> What is required
Show all lines of the listing that hold the word "Giấy".
----
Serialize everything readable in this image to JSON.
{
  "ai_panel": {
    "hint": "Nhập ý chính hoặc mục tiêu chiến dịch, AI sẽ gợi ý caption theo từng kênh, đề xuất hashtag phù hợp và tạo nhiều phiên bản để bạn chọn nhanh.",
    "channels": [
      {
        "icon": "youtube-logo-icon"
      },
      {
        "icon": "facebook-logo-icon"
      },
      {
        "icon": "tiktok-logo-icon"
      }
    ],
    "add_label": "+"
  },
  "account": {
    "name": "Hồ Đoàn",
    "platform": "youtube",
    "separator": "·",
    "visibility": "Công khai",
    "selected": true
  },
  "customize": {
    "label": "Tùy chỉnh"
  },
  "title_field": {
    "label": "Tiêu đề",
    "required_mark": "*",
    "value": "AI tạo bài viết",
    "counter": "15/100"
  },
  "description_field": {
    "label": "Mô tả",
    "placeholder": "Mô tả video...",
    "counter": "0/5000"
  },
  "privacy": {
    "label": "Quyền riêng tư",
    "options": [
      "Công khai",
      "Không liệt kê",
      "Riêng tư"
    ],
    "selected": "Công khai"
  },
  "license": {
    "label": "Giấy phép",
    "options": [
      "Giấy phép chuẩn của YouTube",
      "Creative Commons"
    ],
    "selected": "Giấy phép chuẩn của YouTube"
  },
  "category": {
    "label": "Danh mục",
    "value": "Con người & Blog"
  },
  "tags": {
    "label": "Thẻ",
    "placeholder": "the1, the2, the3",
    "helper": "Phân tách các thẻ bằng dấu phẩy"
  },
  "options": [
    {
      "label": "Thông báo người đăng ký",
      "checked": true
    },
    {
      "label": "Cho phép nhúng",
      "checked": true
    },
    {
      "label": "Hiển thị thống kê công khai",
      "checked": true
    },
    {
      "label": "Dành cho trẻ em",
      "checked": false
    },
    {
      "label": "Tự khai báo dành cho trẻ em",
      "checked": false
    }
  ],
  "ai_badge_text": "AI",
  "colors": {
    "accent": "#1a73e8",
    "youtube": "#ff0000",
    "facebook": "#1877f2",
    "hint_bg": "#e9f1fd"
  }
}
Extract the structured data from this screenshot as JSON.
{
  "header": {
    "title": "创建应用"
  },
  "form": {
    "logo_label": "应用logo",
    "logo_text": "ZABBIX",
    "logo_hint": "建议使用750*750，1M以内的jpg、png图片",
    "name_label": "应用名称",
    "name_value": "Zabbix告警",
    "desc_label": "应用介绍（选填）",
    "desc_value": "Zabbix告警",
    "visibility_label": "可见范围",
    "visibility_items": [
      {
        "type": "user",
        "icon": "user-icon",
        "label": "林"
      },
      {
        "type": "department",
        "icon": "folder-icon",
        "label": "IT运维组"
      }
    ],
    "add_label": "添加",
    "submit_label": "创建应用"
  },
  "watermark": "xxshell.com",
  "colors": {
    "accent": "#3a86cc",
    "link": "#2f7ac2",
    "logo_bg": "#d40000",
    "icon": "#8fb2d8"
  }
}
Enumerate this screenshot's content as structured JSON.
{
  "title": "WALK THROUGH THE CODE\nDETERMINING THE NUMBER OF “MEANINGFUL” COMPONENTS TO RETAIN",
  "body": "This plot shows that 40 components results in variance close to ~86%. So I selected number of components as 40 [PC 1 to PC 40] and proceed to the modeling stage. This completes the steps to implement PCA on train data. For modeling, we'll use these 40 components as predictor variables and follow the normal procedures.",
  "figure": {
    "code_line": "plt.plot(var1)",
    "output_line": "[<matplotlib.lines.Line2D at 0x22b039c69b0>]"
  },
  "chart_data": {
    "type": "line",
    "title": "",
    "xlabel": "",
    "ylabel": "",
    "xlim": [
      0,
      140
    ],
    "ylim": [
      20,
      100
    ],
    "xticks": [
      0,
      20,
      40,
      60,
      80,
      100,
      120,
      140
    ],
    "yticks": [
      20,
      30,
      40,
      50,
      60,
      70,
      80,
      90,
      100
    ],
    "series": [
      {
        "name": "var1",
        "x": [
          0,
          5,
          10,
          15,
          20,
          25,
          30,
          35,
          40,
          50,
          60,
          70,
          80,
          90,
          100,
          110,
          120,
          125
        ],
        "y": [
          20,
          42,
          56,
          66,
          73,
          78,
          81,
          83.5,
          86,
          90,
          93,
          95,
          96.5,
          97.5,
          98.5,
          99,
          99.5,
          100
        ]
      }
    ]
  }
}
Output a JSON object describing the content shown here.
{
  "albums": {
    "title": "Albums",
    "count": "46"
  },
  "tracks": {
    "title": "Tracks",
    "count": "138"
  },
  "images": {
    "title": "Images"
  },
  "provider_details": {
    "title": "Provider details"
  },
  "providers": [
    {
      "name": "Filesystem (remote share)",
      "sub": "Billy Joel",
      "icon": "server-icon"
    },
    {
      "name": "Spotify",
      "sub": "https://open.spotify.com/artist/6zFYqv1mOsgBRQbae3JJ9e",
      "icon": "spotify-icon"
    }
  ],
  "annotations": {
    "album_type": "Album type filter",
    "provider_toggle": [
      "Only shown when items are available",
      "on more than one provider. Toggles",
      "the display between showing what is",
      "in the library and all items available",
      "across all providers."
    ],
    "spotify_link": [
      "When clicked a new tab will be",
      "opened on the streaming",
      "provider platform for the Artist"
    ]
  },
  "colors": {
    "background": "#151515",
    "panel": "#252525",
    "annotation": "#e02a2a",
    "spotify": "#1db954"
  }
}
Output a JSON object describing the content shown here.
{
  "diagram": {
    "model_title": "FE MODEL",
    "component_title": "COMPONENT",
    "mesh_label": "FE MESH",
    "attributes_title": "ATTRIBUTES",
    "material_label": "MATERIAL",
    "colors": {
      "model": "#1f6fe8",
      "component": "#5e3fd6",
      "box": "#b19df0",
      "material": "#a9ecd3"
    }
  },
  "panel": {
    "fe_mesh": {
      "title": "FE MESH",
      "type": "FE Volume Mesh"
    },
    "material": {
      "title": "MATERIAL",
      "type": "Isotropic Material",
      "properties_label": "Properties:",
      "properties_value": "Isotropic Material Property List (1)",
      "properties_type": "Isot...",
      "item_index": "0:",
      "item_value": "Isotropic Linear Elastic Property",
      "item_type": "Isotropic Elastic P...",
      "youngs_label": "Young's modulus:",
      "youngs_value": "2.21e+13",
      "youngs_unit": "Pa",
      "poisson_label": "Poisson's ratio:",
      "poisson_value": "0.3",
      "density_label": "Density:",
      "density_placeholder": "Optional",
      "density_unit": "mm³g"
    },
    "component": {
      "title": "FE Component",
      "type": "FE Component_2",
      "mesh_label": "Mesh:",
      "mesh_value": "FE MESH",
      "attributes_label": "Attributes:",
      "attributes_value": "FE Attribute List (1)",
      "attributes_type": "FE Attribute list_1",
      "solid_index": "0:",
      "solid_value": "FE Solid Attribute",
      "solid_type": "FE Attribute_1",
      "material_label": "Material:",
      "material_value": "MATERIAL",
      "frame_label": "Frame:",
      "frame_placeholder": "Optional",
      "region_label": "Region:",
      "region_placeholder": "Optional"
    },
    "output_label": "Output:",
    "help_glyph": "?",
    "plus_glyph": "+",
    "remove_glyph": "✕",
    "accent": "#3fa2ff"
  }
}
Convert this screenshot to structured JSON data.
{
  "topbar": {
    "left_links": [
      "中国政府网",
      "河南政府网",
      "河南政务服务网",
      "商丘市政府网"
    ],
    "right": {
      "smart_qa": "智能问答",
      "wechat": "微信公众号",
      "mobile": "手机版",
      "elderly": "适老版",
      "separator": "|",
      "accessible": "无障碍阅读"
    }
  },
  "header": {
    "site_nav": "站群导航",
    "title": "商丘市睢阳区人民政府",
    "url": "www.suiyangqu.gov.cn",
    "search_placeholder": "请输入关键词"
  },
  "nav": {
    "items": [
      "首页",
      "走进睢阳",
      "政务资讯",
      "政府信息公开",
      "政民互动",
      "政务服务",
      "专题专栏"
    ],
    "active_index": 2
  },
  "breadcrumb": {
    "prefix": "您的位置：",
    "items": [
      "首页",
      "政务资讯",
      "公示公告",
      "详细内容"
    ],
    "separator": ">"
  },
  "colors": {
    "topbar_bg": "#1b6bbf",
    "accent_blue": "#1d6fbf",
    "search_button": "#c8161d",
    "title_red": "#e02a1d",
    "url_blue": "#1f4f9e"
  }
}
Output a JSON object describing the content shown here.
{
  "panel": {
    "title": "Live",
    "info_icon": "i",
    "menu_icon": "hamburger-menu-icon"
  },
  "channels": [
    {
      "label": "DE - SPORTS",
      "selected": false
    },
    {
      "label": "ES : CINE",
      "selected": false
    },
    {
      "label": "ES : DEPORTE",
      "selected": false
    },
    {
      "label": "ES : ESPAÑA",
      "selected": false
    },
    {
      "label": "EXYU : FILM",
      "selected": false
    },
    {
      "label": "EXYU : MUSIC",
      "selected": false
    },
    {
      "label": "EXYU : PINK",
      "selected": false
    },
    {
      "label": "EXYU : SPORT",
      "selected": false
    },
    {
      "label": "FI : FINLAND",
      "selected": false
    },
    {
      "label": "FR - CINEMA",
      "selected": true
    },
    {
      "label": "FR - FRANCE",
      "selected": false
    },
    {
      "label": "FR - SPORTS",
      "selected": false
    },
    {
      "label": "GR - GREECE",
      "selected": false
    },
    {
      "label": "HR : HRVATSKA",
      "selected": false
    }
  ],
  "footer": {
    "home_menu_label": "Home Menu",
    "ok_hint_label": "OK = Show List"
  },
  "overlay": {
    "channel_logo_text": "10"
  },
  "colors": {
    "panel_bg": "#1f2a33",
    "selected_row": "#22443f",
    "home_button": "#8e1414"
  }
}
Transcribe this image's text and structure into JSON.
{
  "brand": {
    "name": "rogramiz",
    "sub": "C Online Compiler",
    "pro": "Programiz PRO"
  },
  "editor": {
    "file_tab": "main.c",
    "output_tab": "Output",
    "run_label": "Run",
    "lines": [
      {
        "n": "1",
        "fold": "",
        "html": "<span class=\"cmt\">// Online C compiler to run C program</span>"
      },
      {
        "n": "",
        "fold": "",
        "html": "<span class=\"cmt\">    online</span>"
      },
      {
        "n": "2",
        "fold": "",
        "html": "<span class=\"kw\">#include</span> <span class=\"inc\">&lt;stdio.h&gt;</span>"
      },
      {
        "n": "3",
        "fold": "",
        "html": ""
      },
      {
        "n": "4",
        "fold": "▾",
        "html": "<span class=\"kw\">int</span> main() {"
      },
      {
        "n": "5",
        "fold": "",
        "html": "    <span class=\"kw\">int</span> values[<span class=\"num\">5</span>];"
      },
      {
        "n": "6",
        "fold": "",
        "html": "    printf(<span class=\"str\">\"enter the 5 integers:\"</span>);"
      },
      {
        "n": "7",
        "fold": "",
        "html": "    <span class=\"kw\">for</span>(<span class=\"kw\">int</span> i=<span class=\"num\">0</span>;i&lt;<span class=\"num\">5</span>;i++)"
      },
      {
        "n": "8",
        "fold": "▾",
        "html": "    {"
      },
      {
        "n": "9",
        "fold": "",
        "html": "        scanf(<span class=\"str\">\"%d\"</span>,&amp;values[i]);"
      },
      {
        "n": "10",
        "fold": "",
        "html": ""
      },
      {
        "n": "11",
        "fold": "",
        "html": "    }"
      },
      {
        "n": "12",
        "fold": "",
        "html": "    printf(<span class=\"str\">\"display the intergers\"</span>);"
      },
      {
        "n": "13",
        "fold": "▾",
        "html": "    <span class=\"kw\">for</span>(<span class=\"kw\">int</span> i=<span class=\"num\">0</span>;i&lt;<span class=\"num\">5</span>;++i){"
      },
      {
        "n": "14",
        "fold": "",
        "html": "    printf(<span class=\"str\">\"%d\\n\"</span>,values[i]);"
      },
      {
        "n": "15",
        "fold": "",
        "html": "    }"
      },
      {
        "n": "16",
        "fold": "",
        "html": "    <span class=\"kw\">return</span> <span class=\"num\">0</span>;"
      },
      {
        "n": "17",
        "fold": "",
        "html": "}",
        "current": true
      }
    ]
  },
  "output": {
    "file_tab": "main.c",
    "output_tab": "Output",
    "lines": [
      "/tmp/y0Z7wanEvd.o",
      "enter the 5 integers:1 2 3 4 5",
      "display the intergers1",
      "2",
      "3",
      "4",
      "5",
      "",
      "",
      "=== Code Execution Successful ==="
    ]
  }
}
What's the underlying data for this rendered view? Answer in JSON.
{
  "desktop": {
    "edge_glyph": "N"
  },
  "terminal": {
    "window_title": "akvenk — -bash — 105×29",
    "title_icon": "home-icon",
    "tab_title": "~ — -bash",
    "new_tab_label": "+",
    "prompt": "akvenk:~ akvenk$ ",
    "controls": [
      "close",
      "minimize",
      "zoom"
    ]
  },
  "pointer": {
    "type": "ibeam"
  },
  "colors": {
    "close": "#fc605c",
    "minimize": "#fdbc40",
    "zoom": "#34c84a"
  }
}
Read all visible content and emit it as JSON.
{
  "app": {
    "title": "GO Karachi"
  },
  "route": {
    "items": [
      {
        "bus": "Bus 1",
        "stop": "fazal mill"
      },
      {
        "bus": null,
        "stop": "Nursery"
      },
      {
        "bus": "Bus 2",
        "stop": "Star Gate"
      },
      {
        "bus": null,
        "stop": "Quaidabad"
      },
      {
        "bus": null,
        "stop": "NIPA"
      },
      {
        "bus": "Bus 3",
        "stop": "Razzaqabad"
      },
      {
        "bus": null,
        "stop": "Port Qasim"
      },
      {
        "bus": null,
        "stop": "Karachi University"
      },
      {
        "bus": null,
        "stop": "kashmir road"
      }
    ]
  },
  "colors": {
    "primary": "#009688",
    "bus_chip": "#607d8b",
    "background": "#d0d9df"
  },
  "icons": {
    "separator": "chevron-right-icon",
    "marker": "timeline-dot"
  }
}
----
> Output for this task
    "label": "Giấy phép",
      "Giấy phép chuẩn của YouTube",
    "selected": "Giấy phép chuẩn của YouTube"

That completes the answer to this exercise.